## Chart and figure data
============================================================

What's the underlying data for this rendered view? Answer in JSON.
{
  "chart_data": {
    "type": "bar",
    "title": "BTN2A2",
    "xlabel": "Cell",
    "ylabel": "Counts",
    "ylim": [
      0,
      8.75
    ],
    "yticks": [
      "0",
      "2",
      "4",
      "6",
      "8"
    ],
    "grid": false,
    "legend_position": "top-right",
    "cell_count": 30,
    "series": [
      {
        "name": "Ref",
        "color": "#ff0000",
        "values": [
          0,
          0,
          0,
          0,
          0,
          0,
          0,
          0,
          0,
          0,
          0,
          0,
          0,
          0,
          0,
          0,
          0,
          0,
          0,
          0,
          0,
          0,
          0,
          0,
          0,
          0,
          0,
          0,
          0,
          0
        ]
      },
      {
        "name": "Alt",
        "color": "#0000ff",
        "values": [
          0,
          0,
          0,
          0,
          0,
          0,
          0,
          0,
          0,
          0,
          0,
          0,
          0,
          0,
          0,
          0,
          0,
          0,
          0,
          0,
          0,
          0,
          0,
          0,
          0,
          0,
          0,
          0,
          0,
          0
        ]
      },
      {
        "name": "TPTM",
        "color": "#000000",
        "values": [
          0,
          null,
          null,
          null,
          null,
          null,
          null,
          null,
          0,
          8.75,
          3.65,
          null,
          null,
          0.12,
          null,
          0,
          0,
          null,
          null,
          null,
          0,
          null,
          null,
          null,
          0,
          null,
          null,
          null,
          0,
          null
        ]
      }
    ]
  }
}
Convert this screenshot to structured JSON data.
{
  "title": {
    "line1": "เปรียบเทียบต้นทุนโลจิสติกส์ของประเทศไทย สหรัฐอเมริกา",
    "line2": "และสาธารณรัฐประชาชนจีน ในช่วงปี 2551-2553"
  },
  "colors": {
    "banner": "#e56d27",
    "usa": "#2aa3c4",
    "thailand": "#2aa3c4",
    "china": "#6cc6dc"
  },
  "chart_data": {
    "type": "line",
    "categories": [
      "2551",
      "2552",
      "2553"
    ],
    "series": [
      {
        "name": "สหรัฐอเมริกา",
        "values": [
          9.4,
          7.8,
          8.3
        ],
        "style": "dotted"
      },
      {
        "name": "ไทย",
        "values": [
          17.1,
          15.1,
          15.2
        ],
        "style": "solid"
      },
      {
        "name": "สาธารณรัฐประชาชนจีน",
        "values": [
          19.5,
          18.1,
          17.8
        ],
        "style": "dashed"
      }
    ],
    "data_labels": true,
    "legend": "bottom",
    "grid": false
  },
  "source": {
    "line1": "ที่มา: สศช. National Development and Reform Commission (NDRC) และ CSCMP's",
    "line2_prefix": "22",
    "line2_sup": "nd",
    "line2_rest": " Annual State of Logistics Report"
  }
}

============================================================

## What the task requires
Scan the material and collect every line that contains "name".

## Response below
        "name": "Ref",
        "name": "Alt",
        "name": "TPTM",
        "name": "สหรัฐอเมริกา",
        "name": "ไทย",
        "name": "สาธารณรัฐประชาชนจีน",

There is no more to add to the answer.